[Start Input data]
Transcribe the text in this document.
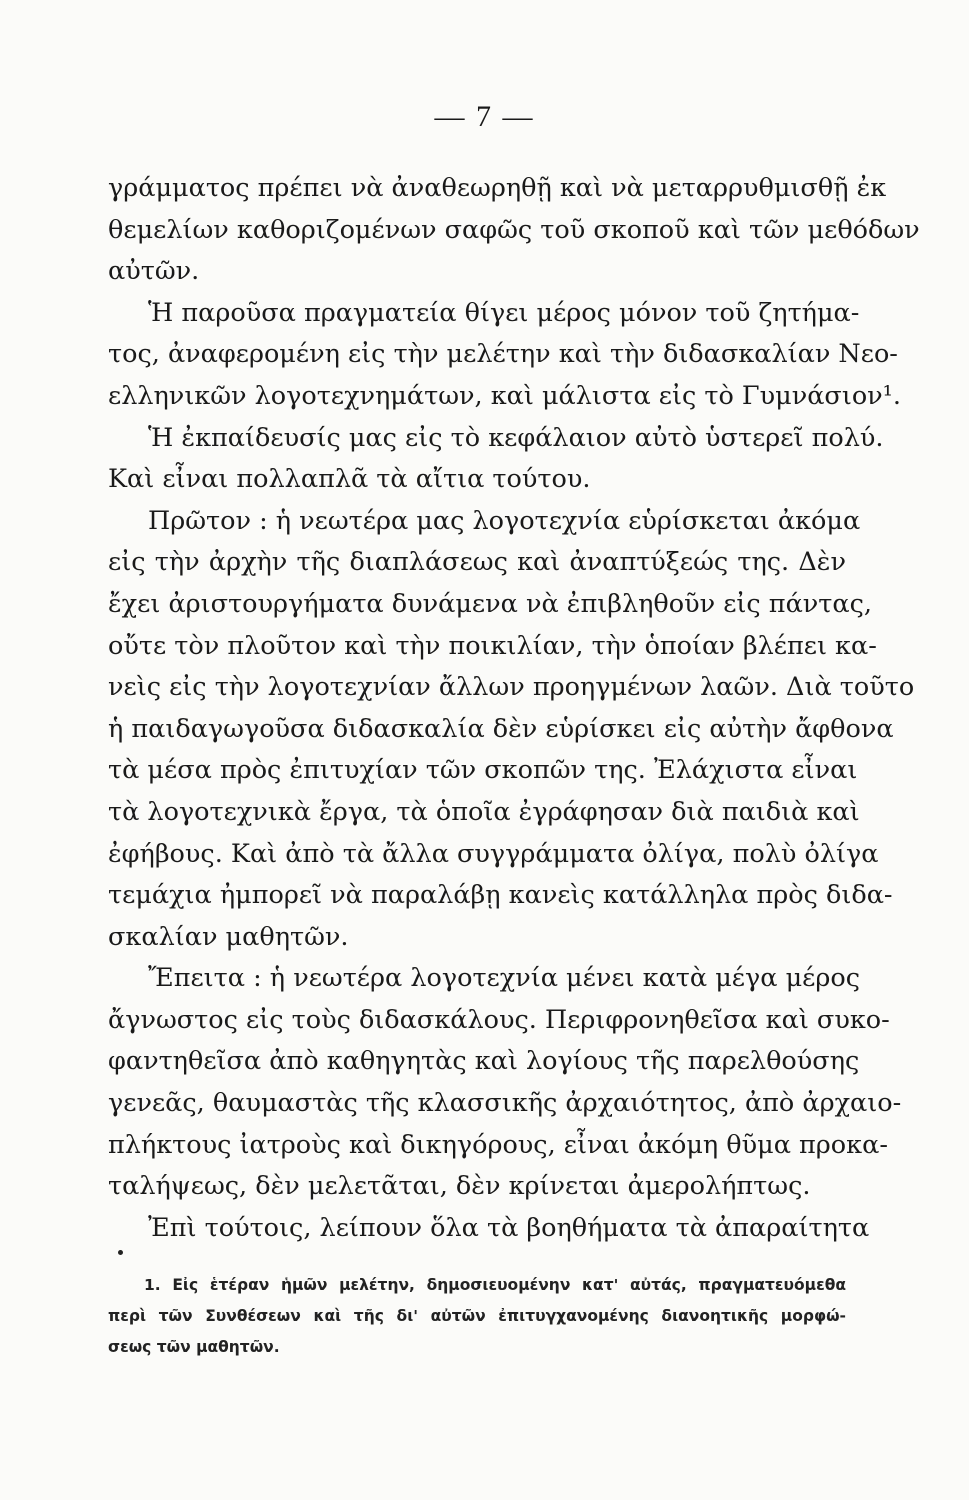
— 7 —
γράμματος πρέπει νὰ ἀναθεωρηθῇ καὶ νὰ μεταρρυθμισθῇ ἐκ
θεμελίων καθοριζομένων σαφῶς τοῦ σκοποῦ καὶ τῶν μεθόδων
αὐτῶν.
Ἡ παροῦσα πραγματεία θίγει μέρος μόνον τοῦ ζητήμα-
τος, ἀναφερομένη εἰς τὴν μελέτην καὶ τὴν διδασκαλίαν Νεο-
ελληνικῶν λογοτεχνημάτων, καὶ μάλιστα εἰς τὸ Γυμνάσιον¹.
Ἡ ἐκπαίδευσίς μας εἰς τὸ κεφάλαιον αὐτὸ ὑστερεῖ πολύ.
Καὶ εἶναι πολλαπλᾶ τὰ αἴτια τούτου.
Πρῶτον : ἡ νεωτέρα μας λογοτεχνία εὑρίσκεται ἀκόμα
εἰς τὴν ἀρχὴν τῆς διαπλάσεως καὶ ἀναπτύξεώς της. Δὲν
ἔχει ἀριστουργήματα δυνάμενα νὰ ἐπιβληθοῦν εἰς πάντας,
οὔτε τὸν πλοῦτον καὶ τὴν ποικιλίαν, τὴν ὁποίαν βλέπει κα-
νεὶς εἰς τὴν λογοτεχνίαν ἄλλων προηγμένων λαῶν. Διὰ τοῦτο
ἡ παιδαγωγοῦσα διδασκαλία δὲν εὑρίσκει εἰς αὐτὴν ἄφθονα
τὰ μέσα πρὸς ἐπιτυχίαν τῶν σκοπῶν της. Ἐλάχιστα εἶναι
τὰ λογοτεχνικὰ ἔργα, τὰ ὁποῖα ἐγράφησαν διὰ παιδιὰ καὶ
ἐφήβους. Καὶ ἀπὸ τὰ ἄλλα συγγράμματα ὀλίγα, πολὺ ὀλίγα
τεμάχια ἠμπορεῖ νὰ παραλάβῃ κανεὶς κατάλληλα πρὸς διδα-
σκαλίαν μαθητῶν.
Ἔπειτα : ἡ νεωτέρα λογοτεχνία μένει κατὰ μέγα μέρος
ἄγνωστος εἰς τοὺς διδασκάλους. Περιφρονηθεῖσα καὶ συκο-
φαντηθεῖσα ἀπὸ καθηγητὰς καὶ λογίους τῆς παρελθούσης
γενεᾶς, θαυμαστὰς τῆς κλασσικῆς ἀρχαιότητος, ἀπὸ ἀρχαιο-
πλήκτους ἰατροὺς καὶ δικηγόρους, εἶναι ἀκόμη θῦμα προκα-
ταλήψεως, δὲν μελετᾶται, δὲν κρίνεται ἀμερολήπτως.
Ἐπὶ τούτοις, λείπουν ὅλα τὰ βοηθήματα τὰ ἀπαραίτητα
1. Εἰς ἑτέραν ἡμῶν μελέτην, δημοσιευομένην κατ' αὐτάς, πραγματευόμεθα
περὶ τῶν Συνθέσεων καὶ τῆς δι' αὐτῶν ἐπιτυγχανομένης διανοητικῆς μορφώ-
σεως τῶν μαθητῶν.
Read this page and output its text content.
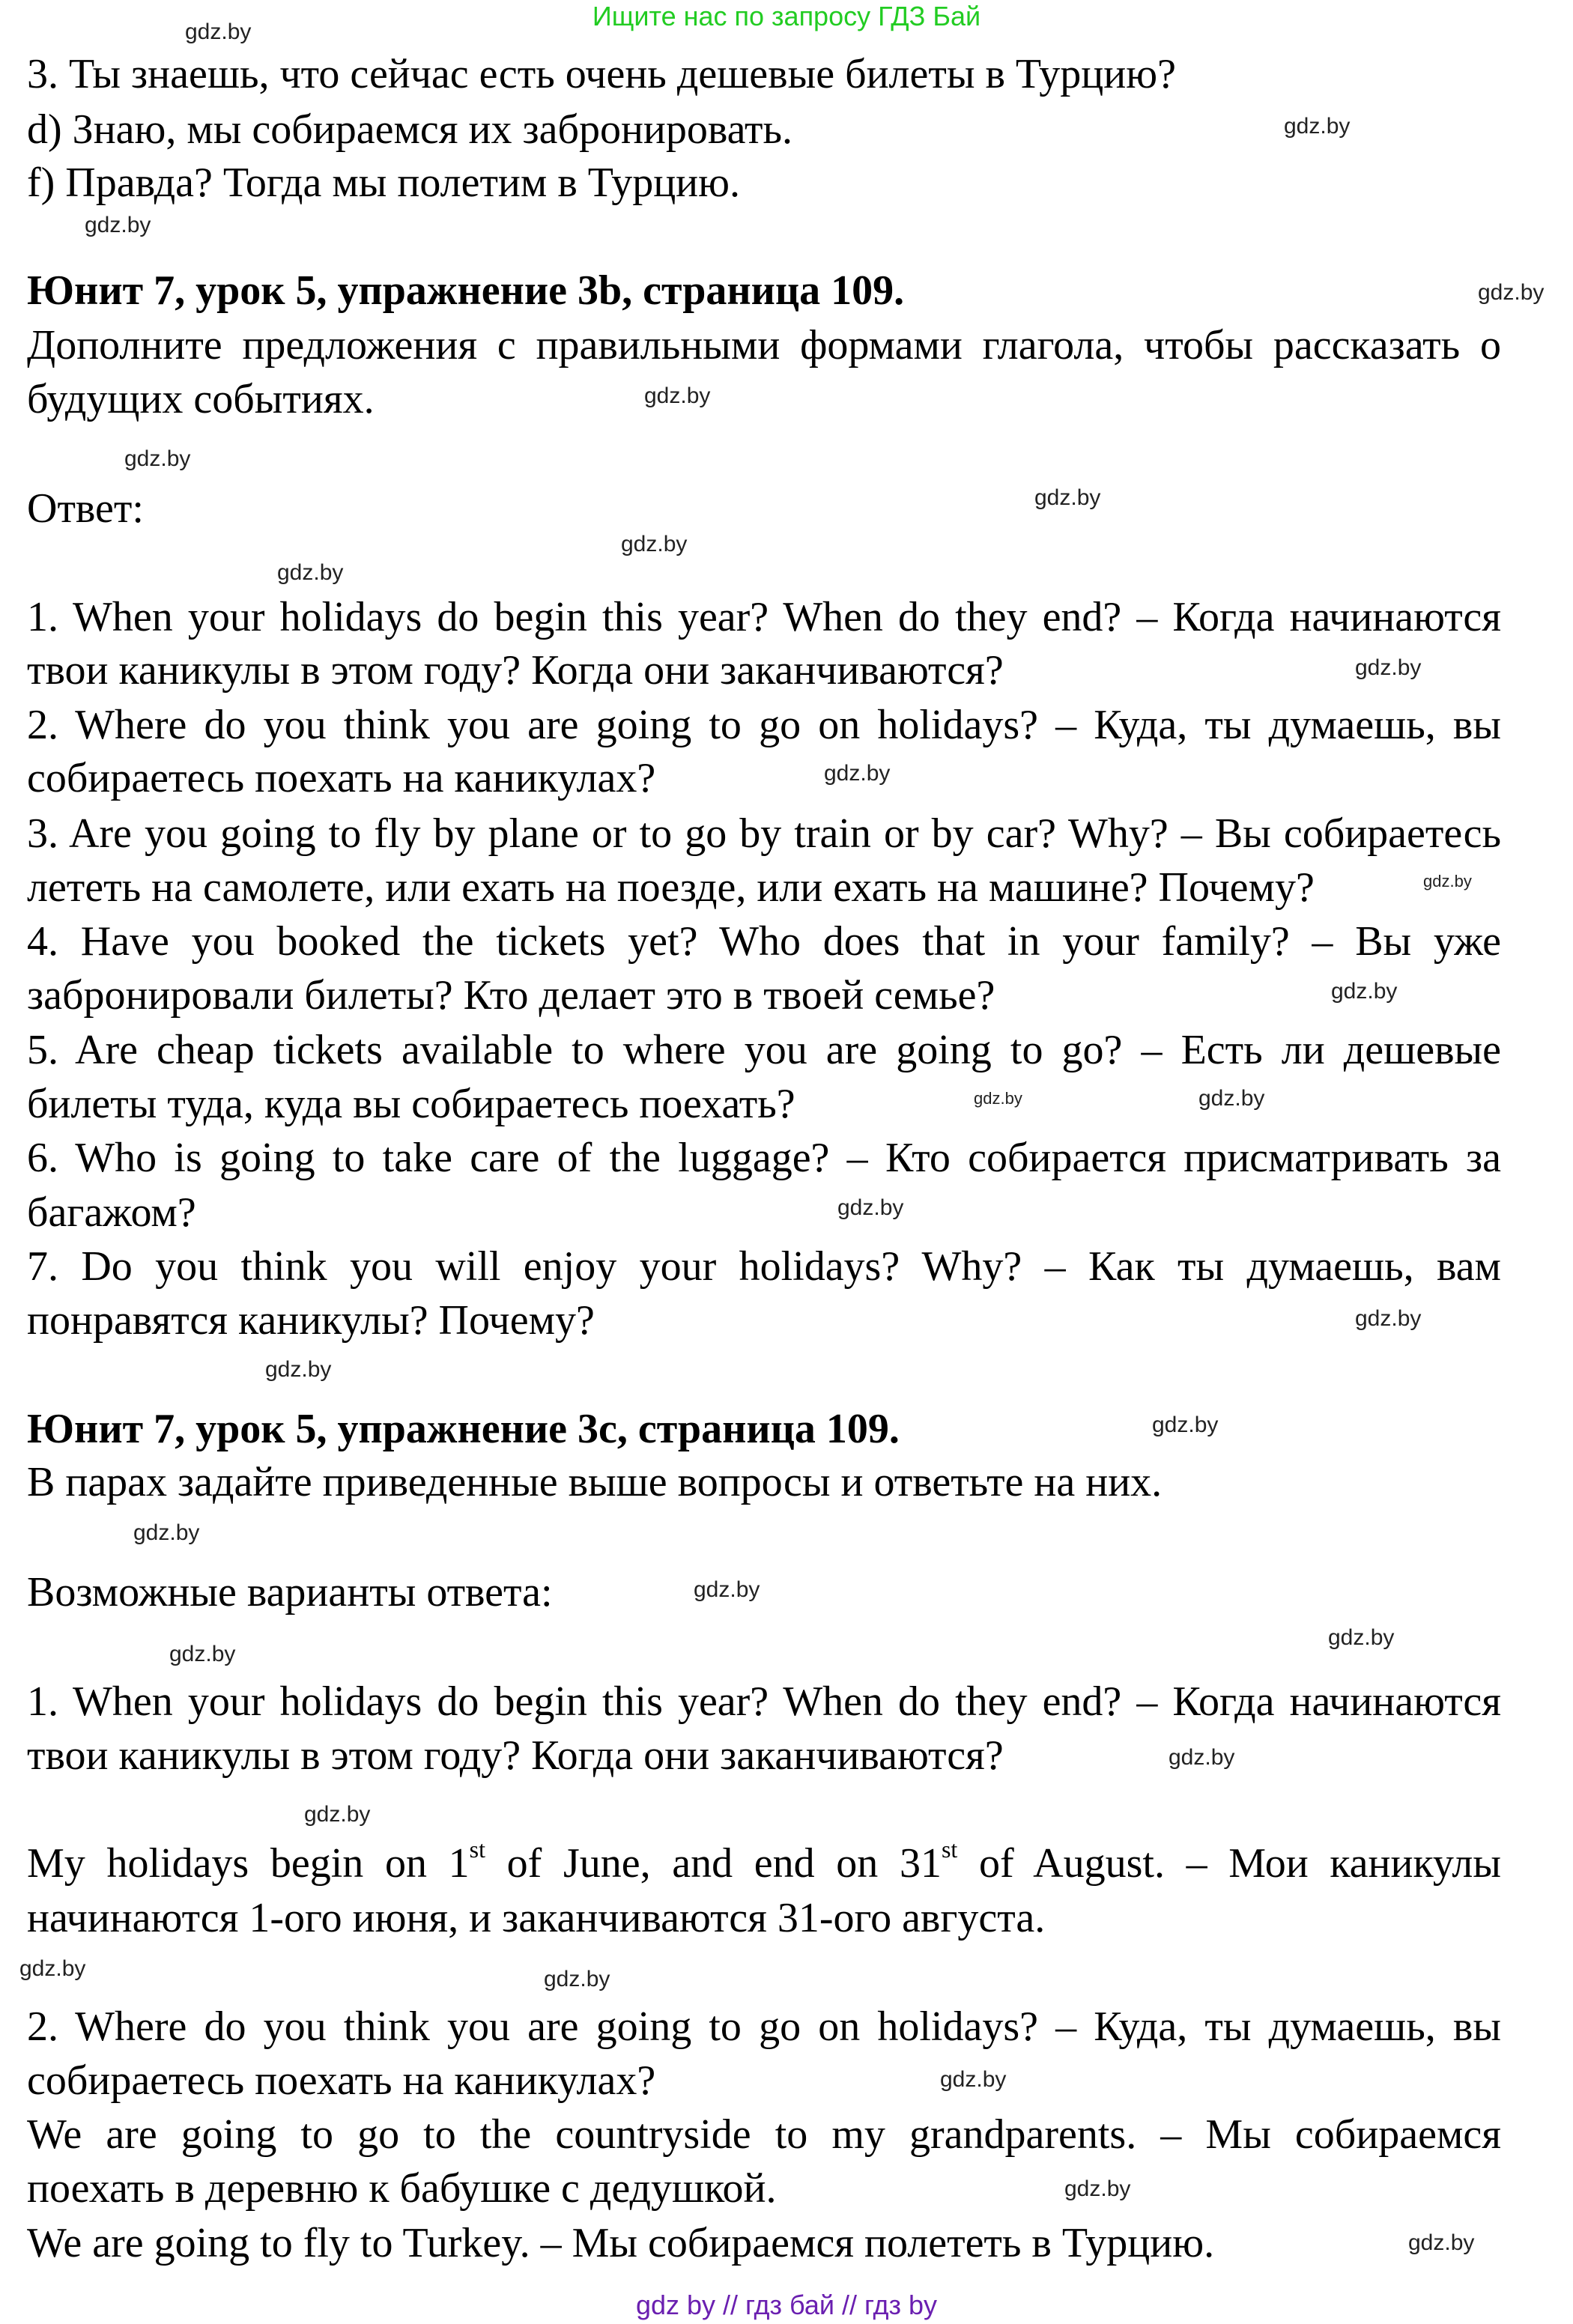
Ищите нас по запросу ГДЗ Бай
3. Ты знаешь, что сейчас есть очень дешевые билеты в Турцию?
d) Знаю, мы собираемся их забронировать.
f) Правда? Тогда мы полетим в Турцию.
Юнит 7, урок 5, упражнение 3b, страница 109.
Дополните предложения с правильными формами глагола, чтобы рассказать о
будущих событиях.
Ответ:
1. When your holidays do begin this year? When do they end? – Когда начинаются
твои каникулы в этом году? Когда они заканчиваются?
2. Where do you think you are going to go on holidays? – Куда, ты думаешь, вы
собираетесь поехать на каникулах?
3. Are you going to fly by plane or to go by train or by car? Why? – Вы собираетесь
лететь на самолете, или ехать на поезде, или ехать на машине? Почему?
4. Have you booked the tickets yet? Who does that in your family? – Вы уже
забронировали билеты? Кто делает это в твоей семье?
5. Are cheap tickets available to where you are going to go? – Есть ли дешевые
билеты туда, куда вы собираетесь поехать?
6. Who is going to take care of the luggage? – Кто собирается присматривать за
багажом?
7. Do you think you will enjoy your holidays? Why? – Как ты думаешь, вам
понравятся каникулы? Почему?
Юнит 7, урок 5, упражнение 3c, страница 109.
В парах задайте приведенные выше вопросы и ответьте на них.
Возможные варианты ответа:
1. When your holidays do begin this year? When do they end? – Когда начинаются
твои каникулы в этом году? Когда они заканчиваются?
My holidays begin on 1st of June, and end on 31st of August. – Мои каникулы
начинаются 1-ого июня, и заканчиваются 31-ого августа.
2. Where do you think you are going to go on holidays? – Куда, ты думаешь, вы
собираетесь поехать на каникулах?
We are going to go to the countryside to my grandparents. – Мы собираемся
поехать в деревню к бабушке с дедушкой.
We are going to fly to Turkey. – Мы собираемся полететь в Турцию.
gdz.by
gdz.by
gdz.by
gdz.by
gdz.by
gdz.by
gdz.by
gdz.by
gdz.by
gdz.by
gdz.by
gdz.by
gdz.by
gdz.by	gdz.by
gdz.by
gdz.by
gdz.by
gdz.by
gdz.by
gdz.by
gdz.by
gdz.by
gdz.by
gdz.by
gdz.by	gdz.by
gdz.by
gdz.by
gdz.by
gdz by // гдз бай // гдз by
[End Input data]
The records above must be transcribed exactly. Pictures are left out of the copy.

Response to the task:
Transcribe the text in this document.
— 7 —
γράμματος πρέπει νὰ ἀναθεωρηθῇ καὶ νὰ μεταρρυθμισθῇ ἐκ
θεμελίων καθοριζομένων σαφῶς τοῦ σκοποῦ καὶ τῶν μεθόδων
αὐτῶν.
Ἡ παροῦσα πραγματεία θίγει μέρος μόνον τοῦ ζητήμα-
τος, ἀναφερομένη εἰς τὴν μελέτην καὶ τὴν διδασκαλίαν Νεο-
ελληνικῶν λογοτεχνημάτων, καὶ μάλιστα εἰς τὸ Γυμνάσιον¹.
Ἡ ἐκπαίδευσίς μας εἰς τὸ κεφάλαιον αὐτὸ ὑστερεῖ πολύ.
Καὶ εἶναι πολλαπλᾶ τὰ αἴτια τούτου.
Πρῶτον : ἡ νεωτέρα μας λογοτεχνία εὑρίσκεται ἀκόμα
εἰς τὴν ἀρχὴν τῆς διαπλάσεως καὶ ἀναπτύξεώς της. Δὲν
ἔχει ἀριστουργήματα δυνάμενα νὰ ἐπιβληθοῦν εἰς πάντας,
οὔτε τὸν πλοῦτον καὶ τὴν ποικιλίαν, τὴν ὁποίαν βλέπει κα-
νεὶς εἰς τὴν λογοτεχνίαν ἄλλων προηγμένων λαῶν. Διὰ τοῦτο
ἡ παιδαγωγοῦσα διδασκαλία δὲν εὑρίσκει εἰς αὐτὴν ἄφθονα
τὰ μέσα πρὸς ἐπιτυχίαν τῶν σκοπῶν της. Ἐλάχιστα εἶναι
τὰ λογοτεχνικὰ ἔργα, τὰ ὁποῖα ἐγράφησαν διὰ παιδιὰ καὶ
ἐφήβους. Καὶ ἀπὸ τὰ ἄλλα συγγράμματα ὀλίγα, πολὺ ὀλίγα
τεμάχια ἠμπορεῖ νὰ παραλάβῃ κανεὶς κατάλληλα πρὸς διδα-
σκαλίαν μαθητῶν.
Ἔπειτα : ἡ νεωτέρα λογοτεχνία μένει κατὰ μέγα μέρος
ἄγνωστος εἰς τοὺς διδασκάλους. Περιφρονηθεῖσα καὶ συκο-
φαντηθεῖσα ἀπὸ καθηγητὰς καὶ λογίους τῆς παρελθούσης
γενεᾶς, θαυμαστὰς τῆς κλασσικῆς ἀρχαιότητος, ἀπὸ ἀρχαιο-
πλήκτους ἰατροὺς καὶ δικηγόρους, εἶναι ἀκόμη θῦμα προκα-
ταλήψεως, δὲν μελετᾶται, δὲν κρίνεται ἀμερολήπτως.
Ἐπὶ τούτοις, λείπουν ὅλα τὰ βοηθήματα τὰ ἀπαραίτητα
1. Εἰς ἑτέραν ἡμῶν μελέτην, δημοσιευομένην κατ' αὐτάς, πραγματευόμεθα
περὶ τῶν Συνθέσεων καὶ τῆς δι' αὐτῶν ἐπιτυγχανομένης διανοητικῆς μορφώ-
σεως τῶν μαθητῶν.
Read this page and output its text content.
Ищите нас по запросу ГДЗ Бай
3. Ты знаешь, что сейчас есть очень дешевые билеты в Турцию?
d) Знаю, мы собираемся их забронировать.
f) Правда? Тогда мы полетим в Турцию.
Юнит 7, урок 5, упражнение 3b, страница 109.
Дополните предложения с правильными формами глагола, чтобы рассказать о
будущих событиях.
Ответ:
1. When your holidays do begin this year? When do they end? – Когда начинаются
твои каникулы в этом году? Когда они заканчиваются?
2. Where do you think you are going to go on holidays? – Куда, ты думаешь, вы
собираетесь поехать на каникулах?
3. Are you going to fly by plane or to go by train or by car? Why? – Вы собираетесь
лететь на самолете, или ехать на поезде, или ехать на машине? Почему?
4. Have you booked the tickets yet? Who does that in your family? – Вы уже
забронировали билеты? Кто делает это в твоей семье?
5. Are cheap tickets available to where you are going to go? – Есть ли дешевые
билеты туда, куда вы собираетесь поехать?
6. Who is going to take care of the luggage? – Кто собирается присматривать за
багажом?
7. Do you think you will enjoy your holidays? Why? – Как ты думаешь, вам
понравятся каникулы? Почему?
Юнит 7, урок 5, упражнение 3c, страница 109.
В парах задайте приведенные выше вопросы и ответьте на них.
Возможные варианты ответа:
1. When your holidays do begin this year? When do they end? – Когда начинаются
твои каникулы в этом году? Когда они заканчиваются?
My holidays begin on 1st of June, and end on 31st of August. – Мои каникулы
начинаются 1-ого июня, и заканчиваются 31-ого августа.
2. Where do you think you are going to go on holidays? – Куда, ты думаешь, вы
собираетесь поехать на каникулах?
We are going to go to the countryside to my grandparents. – Мы собираемся
поехать в деревню к бабушке с дедушкой.
We are going to fly to Turkey. – Мы собираемся полететь в Турцию.
gdz.by
gdz.by
gdz.by
gdz.by
gdz.by
gdz.by
gdz.by
gdz.by
gdz.by
gdz.by
gdz.by
gdz.by
gdz.by
gdz.by	gdz.by
gdz.by
gdz.by
gdz.by
gdz.by
gdz.by
gdz.by
gdz.by
gdz.by
gdz.by
gdz.by
gdz.by	gdz.by
gdz.by
gdz.by
gdz.by
gdz by // гдз бай // гдз by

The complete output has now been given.